>> BEGIN Text section

# 2020 iPhone Photography Award Winners



## Braineack (Aug 19, 2020)

2020 iPhone Photography Award Winners Once Again Proved That Striking Photos Can Be Taken Without An Expensive Camera (45 Pics)

Cool photos, just don't pixel peep.


----------



## BananaRepublic (Aug 19, 2020)

I thing the term expensive depends on your perspective


----------



## Space Face (Aug 19, 2020)

Hmmmmm,  some of them are quite impressive.


----------



## markjwyatt (Aug 19, 2020)

There are some nice pictures. The iPhone may be the ultimate "street" camera, as no one really notices them. I would not say they are not expensive- and iPhone is close to a grand, but the camera component is cheap, maybe $10-30 depending on the phone. A lot of the pictures had a lot of post processing done, but that is par for the course in the digital world.


----------



## TreeofLifeStairs (Aug 19, 2020)

I agree, there are some good ones but what makes them good is the photographer not the camera. I didn’t look through all of them but the ones I did look at have great composition which has nothing to do with the camera. 

Think of all the billions of sub par pictures that are taken with a phone camera and these are a collection of some of the best and there’s only 75.


----------



## markjwyatt (Aug 19, 2020)

TreeofLifeStairs said:


> I agree, there are some good ones but what makes them good is the photographer not the camera. I didn’t look through all of them but the ones I did look at have great composition which has nothing to do with the camera.
> 
> Think of all the billions of sub par pictures that are taken with a phone camera and these are a collection of some of the best and there’s only 75.



True, but I am sure there are plenty of subpar pictures taken with Nikon DSLRs also. I think the point is iPhone has some capability to produce good photographs.


----------



## Derrel (Aug 19, 2020)

Most of these photos rely heavily on subject matter and location. the majority of these locations or scenes are quite beautiful and impressive and I think that almost any camera could have made these pictures. One needs to separate subject matter from photographic technique. Some of these locations would no doubt take quite a bit of effort to get to, and no matter what camera the photographer might have pulled out,in most cases a good photo could have been made. I looked at all 45 photos, and in a couple of them good timing was important, but in others it was pretty much a matter of being there--like the old expression f8 and be there. If you are in a target-rich environment it is fairly easy to make multiple decent photos or better. I am not trying to diminish the photos but as I said the majority of them are heavily subject matter dependent.these are contest-winning photos.


----------

>> END Text section
>> BEGIN Dataset extract

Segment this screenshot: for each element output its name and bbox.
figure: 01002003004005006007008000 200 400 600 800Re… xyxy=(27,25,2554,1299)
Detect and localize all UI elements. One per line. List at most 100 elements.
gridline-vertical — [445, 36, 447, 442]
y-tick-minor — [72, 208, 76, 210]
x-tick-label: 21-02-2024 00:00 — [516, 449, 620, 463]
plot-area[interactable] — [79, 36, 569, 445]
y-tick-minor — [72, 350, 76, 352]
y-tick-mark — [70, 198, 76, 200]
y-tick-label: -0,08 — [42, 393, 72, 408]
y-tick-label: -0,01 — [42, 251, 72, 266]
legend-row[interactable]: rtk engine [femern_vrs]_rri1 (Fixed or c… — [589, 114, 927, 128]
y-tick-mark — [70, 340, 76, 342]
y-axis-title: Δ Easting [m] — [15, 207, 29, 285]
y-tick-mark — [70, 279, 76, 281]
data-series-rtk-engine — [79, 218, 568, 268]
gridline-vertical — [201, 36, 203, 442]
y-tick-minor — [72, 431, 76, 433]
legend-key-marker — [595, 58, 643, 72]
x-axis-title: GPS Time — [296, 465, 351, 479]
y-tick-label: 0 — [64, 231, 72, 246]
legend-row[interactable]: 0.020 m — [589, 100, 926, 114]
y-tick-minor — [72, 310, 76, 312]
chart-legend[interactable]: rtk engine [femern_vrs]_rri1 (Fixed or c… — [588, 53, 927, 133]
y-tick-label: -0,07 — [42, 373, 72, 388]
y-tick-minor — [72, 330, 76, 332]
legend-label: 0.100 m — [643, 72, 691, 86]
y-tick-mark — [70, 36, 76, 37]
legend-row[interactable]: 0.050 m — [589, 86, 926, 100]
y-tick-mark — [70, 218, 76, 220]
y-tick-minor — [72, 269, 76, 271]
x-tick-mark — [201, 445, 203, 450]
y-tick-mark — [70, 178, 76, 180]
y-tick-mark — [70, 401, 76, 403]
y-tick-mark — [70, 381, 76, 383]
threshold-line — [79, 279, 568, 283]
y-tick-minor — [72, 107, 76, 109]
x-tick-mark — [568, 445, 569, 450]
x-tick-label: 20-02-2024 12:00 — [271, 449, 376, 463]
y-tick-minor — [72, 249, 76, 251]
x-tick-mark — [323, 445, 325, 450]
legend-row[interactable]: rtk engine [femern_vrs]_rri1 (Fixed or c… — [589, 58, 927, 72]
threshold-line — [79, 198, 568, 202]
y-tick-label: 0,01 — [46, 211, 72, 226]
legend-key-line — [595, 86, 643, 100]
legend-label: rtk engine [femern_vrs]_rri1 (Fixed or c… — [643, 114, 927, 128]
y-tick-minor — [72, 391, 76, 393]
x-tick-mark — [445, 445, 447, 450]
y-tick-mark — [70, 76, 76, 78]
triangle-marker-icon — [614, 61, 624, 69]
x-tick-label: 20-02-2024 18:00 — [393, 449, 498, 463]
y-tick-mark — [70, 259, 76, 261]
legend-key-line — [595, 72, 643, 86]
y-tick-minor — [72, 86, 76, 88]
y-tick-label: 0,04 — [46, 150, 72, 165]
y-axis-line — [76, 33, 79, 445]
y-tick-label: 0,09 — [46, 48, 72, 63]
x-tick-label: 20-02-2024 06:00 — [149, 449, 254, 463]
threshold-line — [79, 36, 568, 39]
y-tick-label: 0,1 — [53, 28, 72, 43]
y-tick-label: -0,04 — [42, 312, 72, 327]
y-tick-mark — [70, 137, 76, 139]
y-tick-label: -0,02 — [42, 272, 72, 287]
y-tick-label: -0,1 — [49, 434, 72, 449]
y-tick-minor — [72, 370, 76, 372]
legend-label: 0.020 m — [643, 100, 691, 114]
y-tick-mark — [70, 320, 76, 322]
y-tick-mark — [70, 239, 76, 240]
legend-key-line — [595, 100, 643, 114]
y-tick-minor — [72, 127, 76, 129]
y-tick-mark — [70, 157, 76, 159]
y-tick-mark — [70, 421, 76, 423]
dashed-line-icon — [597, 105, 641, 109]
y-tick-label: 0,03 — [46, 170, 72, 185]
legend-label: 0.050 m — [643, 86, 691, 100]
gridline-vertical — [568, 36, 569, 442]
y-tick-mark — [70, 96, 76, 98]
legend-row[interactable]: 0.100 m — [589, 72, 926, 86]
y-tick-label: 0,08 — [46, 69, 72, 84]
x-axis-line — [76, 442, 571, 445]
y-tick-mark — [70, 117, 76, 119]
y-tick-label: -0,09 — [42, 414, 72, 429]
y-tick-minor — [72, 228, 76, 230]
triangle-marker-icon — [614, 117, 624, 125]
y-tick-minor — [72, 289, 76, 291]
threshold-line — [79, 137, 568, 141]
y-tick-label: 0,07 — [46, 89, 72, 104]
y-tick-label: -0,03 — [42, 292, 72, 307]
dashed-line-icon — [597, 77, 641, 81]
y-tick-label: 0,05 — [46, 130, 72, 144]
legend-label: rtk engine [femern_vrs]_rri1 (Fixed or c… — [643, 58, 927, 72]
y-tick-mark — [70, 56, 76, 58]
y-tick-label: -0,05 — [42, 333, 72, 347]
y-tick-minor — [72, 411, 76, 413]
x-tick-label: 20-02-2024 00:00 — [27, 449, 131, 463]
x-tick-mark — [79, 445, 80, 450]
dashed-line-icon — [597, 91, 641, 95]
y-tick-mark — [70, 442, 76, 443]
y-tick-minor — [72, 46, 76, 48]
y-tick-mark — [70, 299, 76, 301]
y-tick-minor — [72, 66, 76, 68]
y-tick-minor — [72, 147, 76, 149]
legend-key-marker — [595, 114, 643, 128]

>> END Dataset extract

# [Actions to take]
a: From the iPhone photography thread, copy the passage between "True, but I" and "produce good photographs.", inclusive.
b: In the iPhone photography thread, what cost does markjwyatt estimate for the phone's camera component?

# [Expected responses]
a:
True, but I am sure there are plenty of subpar pictures taken with Nikon DSLRs also. I think the point is iPhone has some capability to produce good photographs.

b: Maybe $10-30, depending on the phone.